(A block of data)
— START —

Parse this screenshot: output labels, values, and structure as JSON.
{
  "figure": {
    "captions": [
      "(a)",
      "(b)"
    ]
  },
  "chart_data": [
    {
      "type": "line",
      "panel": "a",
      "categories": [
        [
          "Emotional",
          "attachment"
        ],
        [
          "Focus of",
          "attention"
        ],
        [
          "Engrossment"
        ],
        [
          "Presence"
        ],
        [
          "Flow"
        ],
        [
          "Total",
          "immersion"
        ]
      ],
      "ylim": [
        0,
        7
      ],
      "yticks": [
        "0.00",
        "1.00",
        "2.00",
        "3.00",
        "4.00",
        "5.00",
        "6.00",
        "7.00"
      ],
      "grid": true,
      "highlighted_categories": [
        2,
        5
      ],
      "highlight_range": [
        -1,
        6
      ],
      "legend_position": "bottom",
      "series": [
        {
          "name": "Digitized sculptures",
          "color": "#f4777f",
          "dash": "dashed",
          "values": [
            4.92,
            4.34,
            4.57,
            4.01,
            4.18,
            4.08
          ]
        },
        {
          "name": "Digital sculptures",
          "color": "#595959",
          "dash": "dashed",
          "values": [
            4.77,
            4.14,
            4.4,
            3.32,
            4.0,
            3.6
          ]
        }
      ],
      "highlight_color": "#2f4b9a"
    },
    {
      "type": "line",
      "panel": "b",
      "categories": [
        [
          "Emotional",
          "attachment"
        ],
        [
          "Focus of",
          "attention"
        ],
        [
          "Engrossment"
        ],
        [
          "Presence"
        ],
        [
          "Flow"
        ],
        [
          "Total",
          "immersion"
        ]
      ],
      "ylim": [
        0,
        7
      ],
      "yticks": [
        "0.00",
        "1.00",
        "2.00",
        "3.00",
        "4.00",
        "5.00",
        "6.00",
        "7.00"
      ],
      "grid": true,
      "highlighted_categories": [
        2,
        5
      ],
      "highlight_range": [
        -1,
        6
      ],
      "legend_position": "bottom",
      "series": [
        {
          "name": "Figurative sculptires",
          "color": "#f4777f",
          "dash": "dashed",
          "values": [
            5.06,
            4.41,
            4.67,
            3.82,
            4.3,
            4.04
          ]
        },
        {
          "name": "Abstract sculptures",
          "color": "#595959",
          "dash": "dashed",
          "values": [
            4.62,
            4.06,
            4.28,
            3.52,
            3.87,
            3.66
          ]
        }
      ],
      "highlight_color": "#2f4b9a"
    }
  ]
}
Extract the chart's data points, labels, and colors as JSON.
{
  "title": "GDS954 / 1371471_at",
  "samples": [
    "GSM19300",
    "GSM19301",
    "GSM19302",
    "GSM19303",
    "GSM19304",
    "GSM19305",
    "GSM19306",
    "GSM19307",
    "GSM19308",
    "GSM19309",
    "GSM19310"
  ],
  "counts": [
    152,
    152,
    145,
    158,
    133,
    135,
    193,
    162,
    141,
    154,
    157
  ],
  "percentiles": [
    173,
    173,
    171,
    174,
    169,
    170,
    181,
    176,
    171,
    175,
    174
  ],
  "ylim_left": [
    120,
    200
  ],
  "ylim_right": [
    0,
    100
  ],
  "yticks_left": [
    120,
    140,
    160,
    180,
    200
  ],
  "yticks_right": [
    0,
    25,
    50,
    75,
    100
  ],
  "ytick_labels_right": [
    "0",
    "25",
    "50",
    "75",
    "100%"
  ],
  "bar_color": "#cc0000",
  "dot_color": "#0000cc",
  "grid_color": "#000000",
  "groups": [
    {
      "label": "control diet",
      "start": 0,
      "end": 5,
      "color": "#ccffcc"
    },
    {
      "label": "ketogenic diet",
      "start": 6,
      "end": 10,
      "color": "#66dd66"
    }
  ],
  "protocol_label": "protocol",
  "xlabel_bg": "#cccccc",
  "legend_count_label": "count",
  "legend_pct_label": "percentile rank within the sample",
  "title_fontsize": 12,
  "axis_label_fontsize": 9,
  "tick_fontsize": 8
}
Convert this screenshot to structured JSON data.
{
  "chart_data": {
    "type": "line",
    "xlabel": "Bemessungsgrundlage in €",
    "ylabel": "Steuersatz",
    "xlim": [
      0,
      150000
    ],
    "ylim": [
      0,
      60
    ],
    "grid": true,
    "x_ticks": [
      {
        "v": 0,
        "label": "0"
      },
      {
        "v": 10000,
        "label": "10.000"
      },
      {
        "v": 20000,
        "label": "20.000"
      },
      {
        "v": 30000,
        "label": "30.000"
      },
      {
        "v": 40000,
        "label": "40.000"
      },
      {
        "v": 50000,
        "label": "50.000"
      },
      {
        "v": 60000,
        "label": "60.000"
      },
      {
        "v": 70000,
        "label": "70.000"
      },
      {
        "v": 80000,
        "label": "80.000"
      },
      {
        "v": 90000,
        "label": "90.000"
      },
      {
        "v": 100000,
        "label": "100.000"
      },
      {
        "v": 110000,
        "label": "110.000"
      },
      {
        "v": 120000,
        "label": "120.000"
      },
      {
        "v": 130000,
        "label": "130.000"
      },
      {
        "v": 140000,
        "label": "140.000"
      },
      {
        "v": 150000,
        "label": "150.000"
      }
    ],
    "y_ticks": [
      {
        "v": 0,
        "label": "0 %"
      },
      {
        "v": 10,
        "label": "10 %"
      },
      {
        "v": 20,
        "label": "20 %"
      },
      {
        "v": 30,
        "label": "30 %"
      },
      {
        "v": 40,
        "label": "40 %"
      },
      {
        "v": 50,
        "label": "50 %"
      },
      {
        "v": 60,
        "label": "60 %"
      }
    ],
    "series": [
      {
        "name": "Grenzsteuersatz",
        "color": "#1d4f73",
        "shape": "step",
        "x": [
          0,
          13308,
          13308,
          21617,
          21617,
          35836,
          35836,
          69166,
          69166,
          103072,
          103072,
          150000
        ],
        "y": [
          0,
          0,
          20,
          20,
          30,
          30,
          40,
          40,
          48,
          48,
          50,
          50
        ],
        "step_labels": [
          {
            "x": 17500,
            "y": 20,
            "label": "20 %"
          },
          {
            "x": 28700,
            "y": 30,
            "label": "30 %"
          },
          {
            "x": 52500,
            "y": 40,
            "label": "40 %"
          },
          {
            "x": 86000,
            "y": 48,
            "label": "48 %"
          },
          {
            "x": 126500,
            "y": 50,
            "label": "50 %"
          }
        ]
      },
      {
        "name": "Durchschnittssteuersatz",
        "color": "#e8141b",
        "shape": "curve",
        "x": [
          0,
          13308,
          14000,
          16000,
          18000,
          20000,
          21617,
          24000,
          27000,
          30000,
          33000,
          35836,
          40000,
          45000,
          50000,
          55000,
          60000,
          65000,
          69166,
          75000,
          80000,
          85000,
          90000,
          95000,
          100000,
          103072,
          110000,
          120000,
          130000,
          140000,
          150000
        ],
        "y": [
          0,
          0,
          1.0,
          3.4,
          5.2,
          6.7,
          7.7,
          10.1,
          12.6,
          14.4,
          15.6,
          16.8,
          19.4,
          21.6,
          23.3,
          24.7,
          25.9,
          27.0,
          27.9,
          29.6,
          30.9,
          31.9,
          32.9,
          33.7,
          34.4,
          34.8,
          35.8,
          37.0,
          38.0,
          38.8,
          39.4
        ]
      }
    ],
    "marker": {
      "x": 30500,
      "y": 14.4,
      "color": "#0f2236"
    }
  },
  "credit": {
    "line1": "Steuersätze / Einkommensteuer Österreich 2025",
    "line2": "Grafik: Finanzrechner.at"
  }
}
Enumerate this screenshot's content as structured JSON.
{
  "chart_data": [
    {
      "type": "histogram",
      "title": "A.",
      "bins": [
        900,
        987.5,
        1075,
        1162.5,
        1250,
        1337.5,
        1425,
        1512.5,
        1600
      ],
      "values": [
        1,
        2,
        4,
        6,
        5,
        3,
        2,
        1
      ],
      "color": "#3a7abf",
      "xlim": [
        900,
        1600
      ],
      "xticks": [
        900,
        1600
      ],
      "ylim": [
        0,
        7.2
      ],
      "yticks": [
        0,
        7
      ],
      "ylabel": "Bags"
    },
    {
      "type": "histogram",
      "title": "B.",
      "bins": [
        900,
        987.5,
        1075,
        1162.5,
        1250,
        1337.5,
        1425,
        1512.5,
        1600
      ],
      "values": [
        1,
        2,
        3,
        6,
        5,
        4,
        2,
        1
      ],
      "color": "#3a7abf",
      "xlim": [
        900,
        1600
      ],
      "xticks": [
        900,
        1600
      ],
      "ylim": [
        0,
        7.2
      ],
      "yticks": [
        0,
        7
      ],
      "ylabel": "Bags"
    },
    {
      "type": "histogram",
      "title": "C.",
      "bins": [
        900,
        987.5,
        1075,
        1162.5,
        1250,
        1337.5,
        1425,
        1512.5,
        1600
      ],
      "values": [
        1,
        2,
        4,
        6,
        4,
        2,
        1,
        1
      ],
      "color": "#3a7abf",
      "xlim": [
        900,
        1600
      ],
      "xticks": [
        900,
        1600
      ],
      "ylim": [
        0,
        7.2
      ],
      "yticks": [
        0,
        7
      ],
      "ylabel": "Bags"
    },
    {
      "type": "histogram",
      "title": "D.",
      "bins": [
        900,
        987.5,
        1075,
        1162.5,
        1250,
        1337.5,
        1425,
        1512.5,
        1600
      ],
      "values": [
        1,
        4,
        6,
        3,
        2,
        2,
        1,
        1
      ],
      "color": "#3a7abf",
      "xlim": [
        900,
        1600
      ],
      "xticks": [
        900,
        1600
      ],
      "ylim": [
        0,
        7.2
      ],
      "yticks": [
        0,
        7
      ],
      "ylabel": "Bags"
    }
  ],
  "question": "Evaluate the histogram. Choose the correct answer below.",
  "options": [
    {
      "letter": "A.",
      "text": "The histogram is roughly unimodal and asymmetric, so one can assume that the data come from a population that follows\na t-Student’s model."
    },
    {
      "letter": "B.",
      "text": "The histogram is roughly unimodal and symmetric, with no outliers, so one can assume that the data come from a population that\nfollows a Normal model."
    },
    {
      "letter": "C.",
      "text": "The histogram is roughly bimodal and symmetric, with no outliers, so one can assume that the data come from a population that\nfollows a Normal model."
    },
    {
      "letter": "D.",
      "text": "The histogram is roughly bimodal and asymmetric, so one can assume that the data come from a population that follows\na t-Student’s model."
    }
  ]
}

— END —

Required task: Pull out every line in the material above where "diet" occurs.

Answer to the task:
      "label": "control diet",
      "label": "ketogenic diet",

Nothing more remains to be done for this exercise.